Instructions to follow ▸ Output all of the data below exactly as given.

Data provided ▸
- - -

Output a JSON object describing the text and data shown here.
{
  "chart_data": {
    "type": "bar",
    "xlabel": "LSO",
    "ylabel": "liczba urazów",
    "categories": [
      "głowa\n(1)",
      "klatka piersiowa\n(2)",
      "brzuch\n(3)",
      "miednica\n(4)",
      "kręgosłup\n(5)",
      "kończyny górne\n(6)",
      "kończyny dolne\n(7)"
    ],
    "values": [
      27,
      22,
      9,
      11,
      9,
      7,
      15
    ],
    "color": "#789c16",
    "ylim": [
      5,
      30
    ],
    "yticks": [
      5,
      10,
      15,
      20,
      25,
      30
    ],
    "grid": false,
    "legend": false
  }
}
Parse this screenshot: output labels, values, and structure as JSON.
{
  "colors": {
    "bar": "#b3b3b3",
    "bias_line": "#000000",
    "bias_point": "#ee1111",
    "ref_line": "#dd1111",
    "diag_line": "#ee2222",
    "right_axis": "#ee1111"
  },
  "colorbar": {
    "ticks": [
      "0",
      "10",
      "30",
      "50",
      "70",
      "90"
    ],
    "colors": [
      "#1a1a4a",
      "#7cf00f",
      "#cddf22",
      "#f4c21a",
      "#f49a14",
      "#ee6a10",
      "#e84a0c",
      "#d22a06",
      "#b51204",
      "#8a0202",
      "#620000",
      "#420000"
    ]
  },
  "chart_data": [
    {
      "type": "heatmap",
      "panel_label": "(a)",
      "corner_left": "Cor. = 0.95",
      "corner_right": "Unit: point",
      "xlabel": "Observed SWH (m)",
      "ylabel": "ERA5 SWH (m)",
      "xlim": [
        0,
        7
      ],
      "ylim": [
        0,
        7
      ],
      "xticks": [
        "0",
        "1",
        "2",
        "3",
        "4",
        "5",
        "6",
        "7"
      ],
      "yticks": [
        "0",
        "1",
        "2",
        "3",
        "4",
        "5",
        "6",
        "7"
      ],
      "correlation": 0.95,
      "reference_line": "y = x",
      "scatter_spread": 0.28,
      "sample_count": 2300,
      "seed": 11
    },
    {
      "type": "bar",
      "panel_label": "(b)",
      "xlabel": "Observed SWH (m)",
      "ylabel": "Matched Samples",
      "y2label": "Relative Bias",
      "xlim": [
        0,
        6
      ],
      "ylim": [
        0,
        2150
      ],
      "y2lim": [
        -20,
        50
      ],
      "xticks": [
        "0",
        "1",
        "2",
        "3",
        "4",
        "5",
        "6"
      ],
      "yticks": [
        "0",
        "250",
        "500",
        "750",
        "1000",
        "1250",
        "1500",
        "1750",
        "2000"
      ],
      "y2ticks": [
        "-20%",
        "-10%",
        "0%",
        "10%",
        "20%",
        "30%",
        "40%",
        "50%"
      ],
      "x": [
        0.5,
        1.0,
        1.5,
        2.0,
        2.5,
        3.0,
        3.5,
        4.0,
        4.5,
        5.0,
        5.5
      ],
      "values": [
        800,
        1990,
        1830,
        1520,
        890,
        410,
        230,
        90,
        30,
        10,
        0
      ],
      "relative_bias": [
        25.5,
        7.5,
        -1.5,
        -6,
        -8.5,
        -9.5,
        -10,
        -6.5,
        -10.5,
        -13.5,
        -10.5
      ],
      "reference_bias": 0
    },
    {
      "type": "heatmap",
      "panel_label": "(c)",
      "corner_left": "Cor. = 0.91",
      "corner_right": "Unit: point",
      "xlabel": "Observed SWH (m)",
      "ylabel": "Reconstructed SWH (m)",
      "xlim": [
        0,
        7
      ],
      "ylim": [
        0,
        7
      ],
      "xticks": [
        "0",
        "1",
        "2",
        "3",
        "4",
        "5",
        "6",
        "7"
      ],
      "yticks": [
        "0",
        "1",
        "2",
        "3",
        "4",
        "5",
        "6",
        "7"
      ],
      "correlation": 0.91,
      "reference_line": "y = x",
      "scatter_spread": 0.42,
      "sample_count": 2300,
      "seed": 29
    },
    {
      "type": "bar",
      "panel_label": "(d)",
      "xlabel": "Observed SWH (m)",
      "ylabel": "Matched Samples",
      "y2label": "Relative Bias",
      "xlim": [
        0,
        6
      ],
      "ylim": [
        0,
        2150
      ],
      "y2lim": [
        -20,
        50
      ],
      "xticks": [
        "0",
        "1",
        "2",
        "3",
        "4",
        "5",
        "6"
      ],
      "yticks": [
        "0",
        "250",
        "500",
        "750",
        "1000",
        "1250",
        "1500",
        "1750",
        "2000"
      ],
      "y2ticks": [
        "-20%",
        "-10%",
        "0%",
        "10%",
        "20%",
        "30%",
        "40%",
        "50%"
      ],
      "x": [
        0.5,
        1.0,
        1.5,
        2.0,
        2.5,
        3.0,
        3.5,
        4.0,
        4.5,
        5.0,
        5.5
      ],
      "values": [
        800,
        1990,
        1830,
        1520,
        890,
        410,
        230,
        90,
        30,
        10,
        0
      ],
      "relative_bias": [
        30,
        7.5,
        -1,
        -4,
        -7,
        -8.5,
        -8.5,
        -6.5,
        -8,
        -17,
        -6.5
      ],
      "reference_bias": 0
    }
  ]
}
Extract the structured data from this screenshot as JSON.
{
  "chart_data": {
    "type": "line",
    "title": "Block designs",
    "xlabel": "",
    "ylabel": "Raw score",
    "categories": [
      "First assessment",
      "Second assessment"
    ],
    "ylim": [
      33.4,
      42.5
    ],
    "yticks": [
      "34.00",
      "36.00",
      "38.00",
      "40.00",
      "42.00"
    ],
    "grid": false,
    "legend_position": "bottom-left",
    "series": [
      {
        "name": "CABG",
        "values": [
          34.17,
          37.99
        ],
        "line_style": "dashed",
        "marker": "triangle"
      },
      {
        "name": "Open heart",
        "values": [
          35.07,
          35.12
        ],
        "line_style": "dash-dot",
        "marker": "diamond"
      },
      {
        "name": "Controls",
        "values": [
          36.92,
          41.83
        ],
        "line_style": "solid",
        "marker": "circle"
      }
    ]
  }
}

- - -

Solution to this exercise ▸
Output a JSON object describing the text and data shown here.
{
  "chart_data": {
    "type": "bar",
    "xlabel": "LSO",
    "ylabel": "liczba urazów",
    "categories": [
      "głowa\n(1)",
      "klatka piersiowa\n(2)",
      "brzuch\n(3)",
      "miednica\n(4)",
      "kręgosłup\n(5)",
      "kończyny górne\n(6)",
      "kończyny dolne\n(7)"
    ],
    "values": [
      27,
      22,
      9,
      11,
      9,
      7,
      15
    ],
    "color": "#789c16",
    "ylim": [
      5,
      30
    ],
    "yticks": [
      5,
      10,
      15,
      20,
      25,
      30
    ],
    "grid": false,
    "legend": false
  }
}
Parse this screenshot: output labels, values, and structure as JSON.
{
  "colors": {
    "bar": "#b3b3b3",
    "bias_line": "#000000",
    "bias_point": "#ee1111",
    "ref_line": "#dd1111",
    "diag_line": "#ee2222",
    "right_axis": "#ee1111"
  },
  "colorbar": {
    "ticks": [
      "0",
      "10",
      "30",
      "50",
      "70",
      "90"
    ],
    "colors": [
      "#1a1a4a",
      "#7cf00f",
      "#cddf22",
      "#f4c21a",
      "#f49a14",
      "#ee6a10",
      "#e84a0c",
      "#d22a06",
      "#b51204",
      "#8a0202",
      "#620000",
      "#420000"
    ]
  },
  "chart_data": [
    {
      "type": "heatmap",
      "panel_label": "(a)",
      "corner_left": "Cor. = 0.95",
      "corner_right": "Unit: point",
      "xlabel": "Observed SWH (m)",
      "ylabel": "ERA5 SWH (m)",
      "xlim": [
        0,
        7
      ],
      "ylim": [
        0,
        7
      ],
      "xticks": [
        "0",
        "1",
        "2",
        "3",
        "4",
        "5",
        "6",
        "7"
      ],
      "yticks": [
        "0",
        "1",
        "2",
        "3",
        "4",
        "5",
        "6",
        "7"
      ],
      "correlation": 0.95,
      "reference_line": "y = x",
      "scatter_spread": 0.28,
      "sample_count": 2300,
      "seed": 11
    },
    {
      "type": "bar",
      "panel_label": "(b)",
      "xlabel": "Observed SWH (m)",
      "ylabel": "Matched Samples",
      "y2label": "Relative Bias",
      "xlim": [
        0,
        6
      ],
      "ylim": [
        0,
        2150
      ],
      "y2lim": [
        -20,
        50
      ],
      "xticks": [
        "0",
        "1",
        "2",
        "3",
        "4",
        "5",
        "6"
      ],
      "yticks": [
        "0",
        "250",
        "500",
        "750",
        "1000",
        "1250",
        "1500",
        "1750",
        "2000"
      ],
      "y2ticks": [
        "-20%",
        "-10%",
        "0%",
        "10%",
        "20%",
        "30%",
        "40%",
        "50%"
      ],
      "x": [
        0.5,
        1.0,
        1.5,
        2.0,
        2.5,
        3.0,
        3.5,
        4.0,
        4.5,
        5.0,
        5.5
      ],
      "values": [
        800,
        1990,
        1830,
        1520,
        890,
        410,
        230,
        90,
        30,
        10,
        0
      ],
      "relative_bias": [
        25.5,
        7.5,
        -1.5,
        -6,
        -8.5,
        -9.5,
        -10,
        -6.5,
        -10.5,
        -13.5,
        -10.5
      ],
      "reference_bias": 0
    },
    {
      "type": "heatmap",
      "panel_label": "(c)",
      "corner_left": "Cor. = 0.91",
      "corner_right": "Unit: point",
      "xlabel": "Observed SWH (m)",
      "ylabel": "Reconstructed SWH (m)",
      "xlim": [
        0,
        7
      ],
      "ylim": [
        0,
        7
      ],
      "xticks": [
        "0",
        "1",
        "2",
        "3",
        "4",
        "5",
        "6",
        "7"
      ],
      "yticks": [
        "0",
        "1",
        "2",
        "3",
        "4",
        "5",
        "6",
        "7"
      ],
      "correlation": 0.91,
      "reference_line": "y = x",
      "scatter_spread": 0.42,
      "sample_count": 2300,
      "seed": 29
    },
    {
      "type": "bar",
      "panel_label": "(d)",
      "xlabel": "Observed SWH (m)",
      "ylabel": "Matched Samples",
      "y2label": "Relative Bias",
      "xlim": [
        0,
        6
      ],
      "ylim": [
        0,
        2150
      ],
      "y2lim": [
        -20,
        50
      ],
      "xticks": [
        "0",
        "1",
        "2",
        "3",
        "4",
        "5",
        "6"
      ],
      "yticks": [
        "0",
        "250",
        "500",
        "750",
        "1000",
        "1250",
        "1500",
        "1750",
        "2000"
      ],
      "y2ticks": [
        "-20%",
        "-10%",
        "0%",
        "10%",
        "20%",
        "30%",
        "40%",
        "50%"
      ],
      "x": [
        0.5,
        1.0,
        1.5,
        2.0,
        2.5,
        3.0,
        3.5,
        4.0,
        4.5,
        5.0,
        5.5
      ],
      "values": [
        800,
        1990,
        1830,
        1520,
        890,
        410,
        230,
        90,
        30,
        10,
        0
      ],
      "relative_bias": [
        30,
        7.5,
        -1,
        -4,
        -7,
        -8.5,
        -8.5,
        -6.5,
        -8,
        -17,
        -6.5
      ],
      "reference_bias": 0
    }
  ]
}
Extract the structured data from this screenshot as JSON.
{
  "chart_data": {
    "type": "line",
    "title": "Block designs",
    "xlabel": "",
    "ylabel": "Raw score",
    "categories": [
      "First assessment",
      "Second assessment"
    ],
    "ylim": [
      33.4,
      42.5
    ],
    "yticks": [
      "34.00",
      "36.00",
      "38.00",
      "40.00",
      "42.00"
    ],
    "grid": false,
    "legend_position": "bottom-left",
    "series": [
      {
        "name": "CABG",
        "values": [
          34.17,
          37.99
        ],
        "line_style": "dashed",
        "marker": "triangle"
      },
      {
        "name": "Open heart",
        "values": [
          35.07,
          35.12
        ],
        "line_style": "dash-dot",
        "marker": "diamond"
      },
      {
        "name": "Controls",
        "values": [
          36.92,
          41.83
        ],
        "line_style": "solid",
        "marker": "circle"
      }
    ]
  }
}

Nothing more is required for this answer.